YOUR GOAL - Make an exact copy of the lines below.

PROVIDED MATERIAL -
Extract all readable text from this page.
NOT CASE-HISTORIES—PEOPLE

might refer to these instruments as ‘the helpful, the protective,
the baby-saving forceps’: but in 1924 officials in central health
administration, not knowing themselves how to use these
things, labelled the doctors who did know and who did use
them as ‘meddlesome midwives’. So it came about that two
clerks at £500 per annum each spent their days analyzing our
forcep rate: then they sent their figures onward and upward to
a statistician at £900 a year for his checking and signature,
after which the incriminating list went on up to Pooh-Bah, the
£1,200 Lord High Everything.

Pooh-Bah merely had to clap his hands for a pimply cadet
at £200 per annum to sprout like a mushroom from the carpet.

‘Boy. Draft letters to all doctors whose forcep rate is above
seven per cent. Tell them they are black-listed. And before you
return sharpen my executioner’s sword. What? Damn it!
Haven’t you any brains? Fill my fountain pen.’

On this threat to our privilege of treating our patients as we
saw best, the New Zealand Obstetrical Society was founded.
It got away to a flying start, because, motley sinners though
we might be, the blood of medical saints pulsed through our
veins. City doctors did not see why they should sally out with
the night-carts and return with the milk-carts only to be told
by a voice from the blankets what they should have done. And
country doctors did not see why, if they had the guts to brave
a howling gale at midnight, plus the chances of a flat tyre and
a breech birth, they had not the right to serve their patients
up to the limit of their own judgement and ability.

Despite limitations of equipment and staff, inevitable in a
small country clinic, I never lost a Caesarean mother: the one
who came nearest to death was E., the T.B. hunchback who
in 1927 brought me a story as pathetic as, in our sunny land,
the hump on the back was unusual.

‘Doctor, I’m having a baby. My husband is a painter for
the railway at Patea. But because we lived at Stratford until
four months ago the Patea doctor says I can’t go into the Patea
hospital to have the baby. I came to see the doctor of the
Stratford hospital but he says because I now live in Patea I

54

WRITTEN SOLUTION -
Extract all readable text from this page.
NOT CASE-HISTORIES—PEOPLE

might refer to these instruments as ‘the helpful, the protective,
the baby-saving forceps’: but in 1924 officials in central health
administration, not knowing themselves how to use these
things, labelled the doctors who did know and who did use
them as ‘meddlesome midwives’. So it came about that two
clerks at £500 per annum each spent their days analyzing our
forcep rate: then they sent their figures onward and upward to
a statistician at £900 a year for his checking and signature,
after which the incriminating list went on up to Pooh-Bah, the
£1,200 Lord High Everything.

Pooh-Bah merely had to clap his hands for a pimply cadet
at £200 per annum to sprout like a mushroom from the carpet.

‘Boy. Draft letters to all doctors whose forcep rate is above
seven per cent. Tell them they are black-listed. And before you
return sharpen my executioner’s sword. What? Damn it!
Haven’t you any brains? Fill my fountain pen.’

On this threat to our privilege of treating our patients as we
saw best, the New Zealand Obstetrical Society was founded.
It got away to a flying start, because, motley sinners though
we might be, the blood of medical saints pulsed through our
veins. City doctors did not see why they should sally out with
the night-carts and return with the milk-carts only to be told
by a voice from the blankets what they should have done. And
country doctors did not see why, if they had the guts to brave
a howling gale at midnight, plus the chances of a flat tyre and
a breech birth, they had not the right to serve their patients
up to the limit of their own judgement and ability.

Despite limitations of equipment and staff, inevitable in a
small country clinic, I never lost a Caesarean mother: the one
who came nearest to death was E., the T.B. hunchback who
in 1927 brought me a story as pathetic as, in our sunny land,
the hump on the back was unusual.

‘Doctor, I’m having a baby. My husband is a painter for
the railway at Patea. But because we lived at Stratford until
four months ago the Patea doctor says I can’t go into the Patea
hospital to have the baby. I came to see the doctor of the
Stratford hospital but he says because I now live in Patea I

54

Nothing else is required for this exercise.